# GIVEN ENTRIES start

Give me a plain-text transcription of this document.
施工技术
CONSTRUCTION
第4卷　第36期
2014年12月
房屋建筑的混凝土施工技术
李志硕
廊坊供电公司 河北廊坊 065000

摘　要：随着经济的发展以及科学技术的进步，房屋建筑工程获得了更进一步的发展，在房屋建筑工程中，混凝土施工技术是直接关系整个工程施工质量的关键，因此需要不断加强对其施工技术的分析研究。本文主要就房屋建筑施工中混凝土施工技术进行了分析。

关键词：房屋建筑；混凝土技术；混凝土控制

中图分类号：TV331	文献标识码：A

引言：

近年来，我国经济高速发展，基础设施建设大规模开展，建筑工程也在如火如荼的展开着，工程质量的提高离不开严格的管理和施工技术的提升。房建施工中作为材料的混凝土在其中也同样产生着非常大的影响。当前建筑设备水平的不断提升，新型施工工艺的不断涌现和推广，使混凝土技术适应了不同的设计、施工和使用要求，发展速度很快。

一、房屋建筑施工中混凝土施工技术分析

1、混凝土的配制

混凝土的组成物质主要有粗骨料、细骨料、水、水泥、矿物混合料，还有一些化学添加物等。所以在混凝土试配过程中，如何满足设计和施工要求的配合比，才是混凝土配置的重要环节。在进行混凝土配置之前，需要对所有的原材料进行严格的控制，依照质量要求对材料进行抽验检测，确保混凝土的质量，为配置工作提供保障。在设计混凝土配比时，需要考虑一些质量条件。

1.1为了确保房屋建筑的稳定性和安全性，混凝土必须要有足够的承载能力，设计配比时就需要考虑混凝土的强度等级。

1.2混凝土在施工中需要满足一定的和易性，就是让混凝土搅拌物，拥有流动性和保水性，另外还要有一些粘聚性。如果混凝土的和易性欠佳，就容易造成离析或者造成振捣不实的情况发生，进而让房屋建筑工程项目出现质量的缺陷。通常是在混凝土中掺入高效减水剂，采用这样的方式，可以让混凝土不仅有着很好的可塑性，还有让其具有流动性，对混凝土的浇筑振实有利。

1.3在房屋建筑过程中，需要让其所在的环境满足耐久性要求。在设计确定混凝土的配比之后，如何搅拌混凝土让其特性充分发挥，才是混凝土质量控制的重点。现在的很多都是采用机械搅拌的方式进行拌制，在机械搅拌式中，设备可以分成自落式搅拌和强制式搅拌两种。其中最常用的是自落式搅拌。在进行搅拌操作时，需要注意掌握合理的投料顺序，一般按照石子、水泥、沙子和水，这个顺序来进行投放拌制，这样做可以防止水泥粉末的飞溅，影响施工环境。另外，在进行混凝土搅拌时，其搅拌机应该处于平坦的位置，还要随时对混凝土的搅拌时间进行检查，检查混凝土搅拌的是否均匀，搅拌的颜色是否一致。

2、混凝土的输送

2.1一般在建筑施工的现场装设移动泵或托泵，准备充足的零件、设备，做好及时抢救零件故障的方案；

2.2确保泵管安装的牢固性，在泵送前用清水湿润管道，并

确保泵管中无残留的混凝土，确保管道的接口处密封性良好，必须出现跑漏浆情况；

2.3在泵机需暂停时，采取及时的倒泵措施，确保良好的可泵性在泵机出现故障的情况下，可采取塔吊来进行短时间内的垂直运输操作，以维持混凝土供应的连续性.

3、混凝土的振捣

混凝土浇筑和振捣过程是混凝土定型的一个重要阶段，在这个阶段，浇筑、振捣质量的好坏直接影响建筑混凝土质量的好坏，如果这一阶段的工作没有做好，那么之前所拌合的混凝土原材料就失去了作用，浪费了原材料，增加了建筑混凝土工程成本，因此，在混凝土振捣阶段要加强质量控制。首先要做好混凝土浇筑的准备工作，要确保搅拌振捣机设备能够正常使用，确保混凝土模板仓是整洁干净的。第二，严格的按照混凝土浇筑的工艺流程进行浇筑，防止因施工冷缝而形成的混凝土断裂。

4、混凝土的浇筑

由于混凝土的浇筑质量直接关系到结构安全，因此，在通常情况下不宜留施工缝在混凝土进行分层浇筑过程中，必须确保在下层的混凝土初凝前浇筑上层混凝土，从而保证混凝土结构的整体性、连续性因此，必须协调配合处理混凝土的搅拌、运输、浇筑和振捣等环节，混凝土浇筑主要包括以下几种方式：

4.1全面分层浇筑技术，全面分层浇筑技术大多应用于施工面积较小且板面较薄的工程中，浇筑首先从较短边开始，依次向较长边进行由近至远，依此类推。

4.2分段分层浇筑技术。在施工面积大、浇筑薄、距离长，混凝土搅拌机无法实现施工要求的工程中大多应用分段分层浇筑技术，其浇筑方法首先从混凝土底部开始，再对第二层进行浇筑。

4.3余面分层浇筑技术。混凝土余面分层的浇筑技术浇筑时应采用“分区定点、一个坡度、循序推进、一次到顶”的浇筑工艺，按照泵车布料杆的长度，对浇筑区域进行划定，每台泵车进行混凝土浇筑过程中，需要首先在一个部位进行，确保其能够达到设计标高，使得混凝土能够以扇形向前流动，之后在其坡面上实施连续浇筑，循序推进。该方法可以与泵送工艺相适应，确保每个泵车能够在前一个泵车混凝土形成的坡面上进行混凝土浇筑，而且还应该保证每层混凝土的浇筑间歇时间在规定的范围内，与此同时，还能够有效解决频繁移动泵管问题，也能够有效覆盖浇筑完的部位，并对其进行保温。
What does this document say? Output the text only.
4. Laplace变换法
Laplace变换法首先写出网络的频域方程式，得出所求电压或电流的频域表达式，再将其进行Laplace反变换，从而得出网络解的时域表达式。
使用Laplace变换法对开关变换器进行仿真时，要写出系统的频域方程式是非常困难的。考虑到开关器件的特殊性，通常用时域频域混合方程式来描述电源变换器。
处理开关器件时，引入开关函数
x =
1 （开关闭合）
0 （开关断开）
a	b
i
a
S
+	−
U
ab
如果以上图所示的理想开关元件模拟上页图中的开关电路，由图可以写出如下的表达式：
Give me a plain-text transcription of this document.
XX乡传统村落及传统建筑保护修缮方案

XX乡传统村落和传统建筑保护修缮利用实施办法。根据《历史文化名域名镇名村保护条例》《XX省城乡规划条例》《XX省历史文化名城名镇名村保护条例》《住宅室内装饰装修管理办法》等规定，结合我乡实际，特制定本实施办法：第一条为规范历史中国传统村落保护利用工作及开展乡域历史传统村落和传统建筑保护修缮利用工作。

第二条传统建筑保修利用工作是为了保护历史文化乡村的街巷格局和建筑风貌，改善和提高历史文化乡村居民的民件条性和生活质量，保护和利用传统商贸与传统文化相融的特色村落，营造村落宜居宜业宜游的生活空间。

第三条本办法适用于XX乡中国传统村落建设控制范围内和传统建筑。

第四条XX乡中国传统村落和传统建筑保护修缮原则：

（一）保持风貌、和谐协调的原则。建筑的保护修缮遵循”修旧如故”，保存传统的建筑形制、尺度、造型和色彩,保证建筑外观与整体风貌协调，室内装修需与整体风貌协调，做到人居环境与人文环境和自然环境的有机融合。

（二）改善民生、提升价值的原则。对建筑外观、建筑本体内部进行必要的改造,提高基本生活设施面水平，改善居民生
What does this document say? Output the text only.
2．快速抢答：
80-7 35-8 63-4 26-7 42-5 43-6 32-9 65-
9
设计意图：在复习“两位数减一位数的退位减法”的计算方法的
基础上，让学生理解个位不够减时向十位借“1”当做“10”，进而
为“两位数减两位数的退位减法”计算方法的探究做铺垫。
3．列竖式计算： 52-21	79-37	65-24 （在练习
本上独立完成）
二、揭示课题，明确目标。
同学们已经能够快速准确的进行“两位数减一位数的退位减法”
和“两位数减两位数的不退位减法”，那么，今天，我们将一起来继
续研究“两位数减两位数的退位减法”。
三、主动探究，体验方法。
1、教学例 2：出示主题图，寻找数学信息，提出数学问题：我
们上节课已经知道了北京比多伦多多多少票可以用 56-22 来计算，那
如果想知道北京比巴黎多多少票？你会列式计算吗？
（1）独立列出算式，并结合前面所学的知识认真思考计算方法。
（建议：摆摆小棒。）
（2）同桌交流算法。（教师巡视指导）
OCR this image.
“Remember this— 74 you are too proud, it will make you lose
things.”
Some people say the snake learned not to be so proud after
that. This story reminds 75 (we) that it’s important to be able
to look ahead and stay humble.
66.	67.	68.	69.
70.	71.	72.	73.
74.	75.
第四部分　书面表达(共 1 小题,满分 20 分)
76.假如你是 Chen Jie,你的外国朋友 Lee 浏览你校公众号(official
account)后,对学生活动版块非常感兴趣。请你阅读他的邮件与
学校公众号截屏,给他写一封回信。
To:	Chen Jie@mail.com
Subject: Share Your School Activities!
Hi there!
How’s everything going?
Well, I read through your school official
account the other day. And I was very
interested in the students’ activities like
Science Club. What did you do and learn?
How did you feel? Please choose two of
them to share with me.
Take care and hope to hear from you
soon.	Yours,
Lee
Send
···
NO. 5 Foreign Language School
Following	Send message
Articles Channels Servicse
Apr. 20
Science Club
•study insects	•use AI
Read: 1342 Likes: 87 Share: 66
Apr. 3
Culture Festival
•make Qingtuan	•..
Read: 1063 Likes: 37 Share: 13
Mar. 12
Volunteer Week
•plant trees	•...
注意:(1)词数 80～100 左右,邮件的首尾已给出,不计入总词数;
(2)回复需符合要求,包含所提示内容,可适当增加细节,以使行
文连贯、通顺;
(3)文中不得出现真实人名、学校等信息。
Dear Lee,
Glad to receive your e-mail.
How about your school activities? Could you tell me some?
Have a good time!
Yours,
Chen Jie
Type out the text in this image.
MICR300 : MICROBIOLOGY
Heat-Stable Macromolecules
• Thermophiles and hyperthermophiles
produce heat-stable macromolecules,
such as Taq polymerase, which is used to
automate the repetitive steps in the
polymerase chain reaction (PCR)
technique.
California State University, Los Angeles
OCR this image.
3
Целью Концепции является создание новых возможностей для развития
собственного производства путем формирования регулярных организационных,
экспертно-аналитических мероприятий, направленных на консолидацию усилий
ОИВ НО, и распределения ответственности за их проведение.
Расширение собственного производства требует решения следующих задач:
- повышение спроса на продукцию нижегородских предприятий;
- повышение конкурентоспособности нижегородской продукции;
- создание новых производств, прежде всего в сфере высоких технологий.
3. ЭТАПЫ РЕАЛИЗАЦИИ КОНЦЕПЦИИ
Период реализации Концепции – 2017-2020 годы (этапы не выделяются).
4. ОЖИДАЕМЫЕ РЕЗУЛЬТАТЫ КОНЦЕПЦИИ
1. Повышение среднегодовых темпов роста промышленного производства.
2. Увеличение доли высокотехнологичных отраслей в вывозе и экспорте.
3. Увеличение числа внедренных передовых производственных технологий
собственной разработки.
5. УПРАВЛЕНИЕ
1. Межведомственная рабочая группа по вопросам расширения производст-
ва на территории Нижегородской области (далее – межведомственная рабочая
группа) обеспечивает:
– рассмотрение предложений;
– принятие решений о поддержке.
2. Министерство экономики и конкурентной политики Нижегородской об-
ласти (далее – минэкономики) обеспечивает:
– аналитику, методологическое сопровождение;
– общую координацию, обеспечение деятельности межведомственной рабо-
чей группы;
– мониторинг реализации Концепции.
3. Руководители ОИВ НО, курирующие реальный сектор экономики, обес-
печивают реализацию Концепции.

# GIVEN ENTRIES end

REQUIREMENTS
Show each line of the data that contains the string "создание".

RESPONSE TO THE TASK
Целью Концепции является создание новых возможностей для развития
- создание новых производств, прежде всего в сфере высоких технологий.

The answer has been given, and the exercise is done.